TO BE DONE: Return all lines where the word "添加微信" can be found.

BEGIN ENTRIES SHOWN

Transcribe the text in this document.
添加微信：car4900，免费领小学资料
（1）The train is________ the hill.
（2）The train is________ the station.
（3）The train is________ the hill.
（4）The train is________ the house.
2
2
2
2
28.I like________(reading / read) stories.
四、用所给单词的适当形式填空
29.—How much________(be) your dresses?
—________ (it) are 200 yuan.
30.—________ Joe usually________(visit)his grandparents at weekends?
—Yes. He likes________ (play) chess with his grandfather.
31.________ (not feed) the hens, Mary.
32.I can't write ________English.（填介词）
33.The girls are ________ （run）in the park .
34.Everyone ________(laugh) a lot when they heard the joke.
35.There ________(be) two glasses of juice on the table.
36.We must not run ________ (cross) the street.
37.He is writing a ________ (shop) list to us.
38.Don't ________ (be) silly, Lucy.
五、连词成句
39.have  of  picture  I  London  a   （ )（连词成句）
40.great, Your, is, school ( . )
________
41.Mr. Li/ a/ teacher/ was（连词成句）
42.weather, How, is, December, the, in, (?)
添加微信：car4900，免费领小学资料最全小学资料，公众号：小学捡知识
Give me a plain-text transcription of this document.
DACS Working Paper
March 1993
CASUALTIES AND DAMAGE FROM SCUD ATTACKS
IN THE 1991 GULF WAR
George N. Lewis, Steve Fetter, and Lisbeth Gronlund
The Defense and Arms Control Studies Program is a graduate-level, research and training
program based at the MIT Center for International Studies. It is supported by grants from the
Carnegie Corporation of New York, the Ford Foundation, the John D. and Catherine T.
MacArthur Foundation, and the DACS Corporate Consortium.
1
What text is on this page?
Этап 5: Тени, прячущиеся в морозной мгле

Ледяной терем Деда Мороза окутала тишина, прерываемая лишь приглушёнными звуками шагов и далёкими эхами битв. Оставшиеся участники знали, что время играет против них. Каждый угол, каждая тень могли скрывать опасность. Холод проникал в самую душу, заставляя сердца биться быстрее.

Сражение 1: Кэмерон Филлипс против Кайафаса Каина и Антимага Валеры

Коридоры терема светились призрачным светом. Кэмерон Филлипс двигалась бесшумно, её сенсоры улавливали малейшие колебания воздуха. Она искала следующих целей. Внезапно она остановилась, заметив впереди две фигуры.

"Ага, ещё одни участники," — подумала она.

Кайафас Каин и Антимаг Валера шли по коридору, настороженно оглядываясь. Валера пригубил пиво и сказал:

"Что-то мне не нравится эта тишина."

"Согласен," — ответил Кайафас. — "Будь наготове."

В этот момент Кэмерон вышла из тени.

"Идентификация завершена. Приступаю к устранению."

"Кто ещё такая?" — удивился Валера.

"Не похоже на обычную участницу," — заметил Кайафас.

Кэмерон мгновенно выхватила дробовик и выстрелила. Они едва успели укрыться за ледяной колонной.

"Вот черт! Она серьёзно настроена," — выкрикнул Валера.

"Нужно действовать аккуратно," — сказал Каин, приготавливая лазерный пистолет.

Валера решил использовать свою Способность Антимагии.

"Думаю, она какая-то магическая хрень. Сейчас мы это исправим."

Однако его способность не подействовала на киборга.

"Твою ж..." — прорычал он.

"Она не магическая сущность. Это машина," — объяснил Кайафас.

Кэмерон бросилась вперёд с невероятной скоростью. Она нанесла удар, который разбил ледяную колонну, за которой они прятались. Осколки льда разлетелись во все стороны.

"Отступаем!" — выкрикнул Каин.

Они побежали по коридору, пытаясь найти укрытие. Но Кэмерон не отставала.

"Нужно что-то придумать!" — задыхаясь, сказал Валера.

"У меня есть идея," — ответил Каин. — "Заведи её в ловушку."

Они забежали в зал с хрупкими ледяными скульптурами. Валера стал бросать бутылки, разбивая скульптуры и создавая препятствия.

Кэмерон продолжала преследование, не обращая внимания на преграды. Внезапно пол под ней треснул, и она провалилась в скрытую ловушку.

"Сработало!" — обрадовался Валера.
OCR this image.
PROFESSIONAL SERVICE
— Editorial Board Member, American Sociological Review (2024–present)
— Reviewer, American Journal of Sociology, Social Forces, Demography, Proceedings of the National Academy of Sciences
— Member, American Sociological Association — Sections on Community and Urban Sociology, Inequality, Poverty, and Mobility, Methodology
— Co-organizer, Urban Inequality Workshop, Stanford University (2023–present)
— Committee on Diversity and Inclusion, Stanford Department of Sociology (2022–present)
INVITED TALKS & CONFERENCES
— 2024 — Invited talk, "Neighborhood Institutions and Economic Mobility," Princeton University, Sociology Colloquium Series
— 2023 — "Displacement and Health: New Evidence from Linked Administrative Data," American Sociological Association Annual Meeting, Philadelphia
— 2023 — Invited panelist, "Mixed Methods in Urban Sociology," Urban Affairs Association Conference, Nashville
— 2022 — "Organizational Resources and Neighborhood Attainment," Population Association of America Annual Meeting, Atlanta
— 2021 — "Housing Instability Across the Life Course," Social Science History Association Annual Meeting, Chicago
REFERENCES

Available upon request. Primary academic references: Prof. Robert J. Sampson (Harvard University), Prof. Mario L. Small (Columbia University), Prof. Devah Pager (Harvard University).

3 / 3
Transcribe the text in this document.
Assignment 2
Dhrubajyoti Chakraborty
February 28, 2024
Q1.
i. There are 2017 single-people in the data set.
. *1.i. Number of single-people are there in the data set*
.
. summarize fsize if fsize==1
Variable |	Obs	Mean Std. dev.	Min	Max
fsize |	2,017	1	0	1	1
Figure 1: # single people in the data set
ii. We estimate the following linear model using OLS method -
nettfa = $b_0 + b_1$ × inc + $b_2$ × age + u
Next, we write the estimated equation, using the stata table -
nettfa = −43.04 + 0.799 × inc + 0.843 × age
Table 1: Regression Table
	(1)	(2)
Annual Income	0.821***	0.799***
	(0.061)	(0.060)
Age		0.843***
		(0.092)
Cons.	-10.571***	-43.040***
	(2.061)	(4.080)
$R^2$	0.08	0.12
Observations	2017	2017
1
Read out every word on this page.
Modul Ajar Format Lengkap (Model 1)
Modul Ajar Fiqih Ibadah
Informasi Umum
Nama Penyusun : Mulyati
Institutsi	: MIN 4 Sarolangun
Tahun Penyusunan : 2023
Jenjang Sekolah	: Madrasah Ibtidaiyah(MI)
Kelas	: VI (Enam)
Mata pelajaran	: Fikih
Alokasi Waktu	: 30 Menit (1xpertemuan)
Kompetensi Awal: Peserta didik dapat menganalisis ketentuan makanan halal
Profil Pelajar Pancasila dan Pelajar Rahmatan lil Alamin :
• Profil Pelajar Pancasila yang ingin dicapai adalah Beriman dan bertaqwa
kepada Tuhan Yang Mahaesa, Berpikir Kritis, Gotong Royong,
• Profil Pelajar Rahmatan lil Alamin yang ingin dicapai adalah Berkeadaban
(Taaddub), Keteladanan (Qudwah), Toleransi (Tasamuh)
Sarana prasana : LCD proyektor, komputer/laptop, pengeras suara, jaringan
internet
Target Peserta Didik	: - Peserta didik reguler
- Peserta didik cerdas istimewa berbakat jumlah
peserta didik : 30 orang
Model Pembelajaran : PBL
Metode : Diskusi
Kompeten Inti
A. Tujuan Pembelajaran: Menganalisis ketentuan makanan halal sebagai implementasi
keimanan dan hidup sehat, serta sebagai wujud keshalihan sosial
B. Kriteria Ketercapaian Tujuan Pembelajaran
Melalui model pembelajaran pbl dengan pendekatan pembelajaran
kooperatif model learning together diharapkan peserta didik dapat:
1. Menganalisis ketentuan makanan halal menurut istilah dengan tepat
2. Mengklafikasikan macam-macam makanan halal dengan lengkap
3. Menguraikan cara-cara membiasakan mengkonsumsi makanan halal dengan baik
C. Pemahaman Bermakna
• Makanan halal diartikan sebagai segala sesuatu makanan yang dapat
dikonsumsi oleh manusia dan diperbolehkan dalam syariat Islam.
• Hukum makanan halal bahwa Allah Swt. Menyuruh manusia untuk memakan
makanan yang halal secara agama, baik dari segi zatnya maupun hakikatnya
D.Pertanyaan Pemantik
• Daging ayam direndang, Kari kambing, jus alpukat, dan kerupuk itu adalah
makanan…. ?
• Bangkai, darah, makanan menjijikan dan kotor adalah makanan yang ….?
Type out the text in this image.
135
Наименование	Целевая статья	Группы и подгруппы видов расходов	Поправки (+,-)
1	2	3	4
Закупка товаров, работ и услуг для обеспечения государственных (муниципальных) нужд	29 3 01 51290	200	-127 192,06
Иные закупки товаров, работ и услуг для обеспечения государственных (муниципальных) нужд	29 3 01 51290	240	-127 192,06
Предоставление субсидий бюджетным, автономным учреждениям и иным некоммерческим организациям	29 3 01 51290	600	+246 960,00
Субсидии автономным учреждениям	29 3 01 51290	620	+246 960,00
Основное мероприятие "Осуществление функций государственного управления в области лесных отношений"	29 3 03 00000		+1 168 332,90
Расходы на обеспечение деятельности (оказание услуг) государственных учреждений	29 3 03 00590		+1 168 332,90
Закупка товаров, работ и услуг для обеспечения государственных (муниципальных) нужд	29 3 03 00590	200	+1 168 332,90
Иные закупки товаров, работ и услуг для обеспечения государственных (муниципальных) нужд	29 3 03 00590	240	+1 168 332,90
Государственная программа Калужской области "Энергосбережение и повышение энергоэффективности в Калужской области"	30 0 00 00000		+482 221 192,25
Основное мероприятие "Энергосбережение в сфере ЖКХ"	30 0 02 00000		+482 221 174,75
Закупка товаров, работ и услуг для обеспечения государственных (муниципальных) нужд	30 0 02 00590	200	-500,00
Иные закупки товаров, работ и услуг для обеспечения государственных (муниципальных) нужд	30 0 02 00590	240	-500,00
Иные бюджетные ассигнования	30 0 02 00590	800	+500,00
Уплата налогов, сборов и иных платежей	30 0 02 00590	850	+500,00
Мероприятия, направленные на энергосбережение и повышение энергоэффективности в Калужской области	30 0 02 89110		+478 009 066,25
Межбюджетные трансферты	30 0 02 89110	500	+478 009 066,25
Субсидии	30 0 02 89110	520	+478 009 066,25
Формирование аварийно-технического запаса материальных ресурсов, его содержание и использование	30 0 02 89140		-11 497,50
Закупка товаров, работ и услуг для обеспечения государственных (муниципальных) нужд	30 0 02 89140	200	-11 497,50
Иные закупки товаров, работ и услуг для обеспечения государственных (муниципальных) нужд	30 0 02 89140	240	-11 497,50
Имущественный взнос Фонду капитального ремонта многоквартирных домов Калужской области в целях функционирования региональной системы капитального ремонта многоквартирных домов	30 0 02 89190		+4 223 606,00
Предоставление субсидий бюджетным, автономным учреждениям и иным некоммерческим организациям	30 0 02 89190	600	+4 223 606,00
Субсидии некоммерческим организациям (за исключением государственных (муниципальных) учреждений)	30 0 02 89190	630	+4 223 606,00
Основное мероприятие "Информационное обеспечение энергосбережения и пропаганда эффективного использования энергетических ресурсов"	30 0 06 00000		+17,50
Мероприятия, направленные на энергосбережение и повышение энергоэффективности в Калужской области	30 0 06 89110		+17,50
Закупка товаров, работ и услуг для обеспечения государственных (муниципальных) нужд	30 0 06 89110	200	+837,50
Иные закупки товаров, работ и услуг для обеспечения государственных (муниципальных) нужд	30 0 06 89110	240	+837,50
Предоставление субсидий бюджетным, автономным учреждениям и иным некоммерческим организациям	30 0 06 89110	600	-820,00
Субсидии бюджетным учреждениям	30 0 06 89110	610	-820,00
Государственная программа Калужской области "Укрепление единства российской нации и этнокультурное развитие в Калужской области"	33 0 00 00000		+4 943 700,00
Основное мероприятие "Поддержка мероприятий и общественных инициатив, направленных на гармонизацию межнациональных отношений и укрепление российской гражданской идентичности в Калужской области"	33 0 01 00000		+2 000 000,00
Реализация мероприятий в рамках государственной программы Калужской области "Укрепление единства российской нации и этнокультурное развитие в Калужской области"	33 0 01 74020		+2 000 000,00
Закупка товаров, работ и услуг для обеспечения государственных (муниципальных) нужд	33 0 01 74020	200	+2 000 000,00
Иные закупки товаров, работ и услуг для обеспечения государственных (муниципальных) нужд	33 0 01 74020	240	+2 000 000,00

END ENTRIES SHOWN

FULL SOLUTION:
添加微信：car4900，免费领小学资料
添加微信：car4900，免费领小学资料最全小学资料，公众号：小学捡知识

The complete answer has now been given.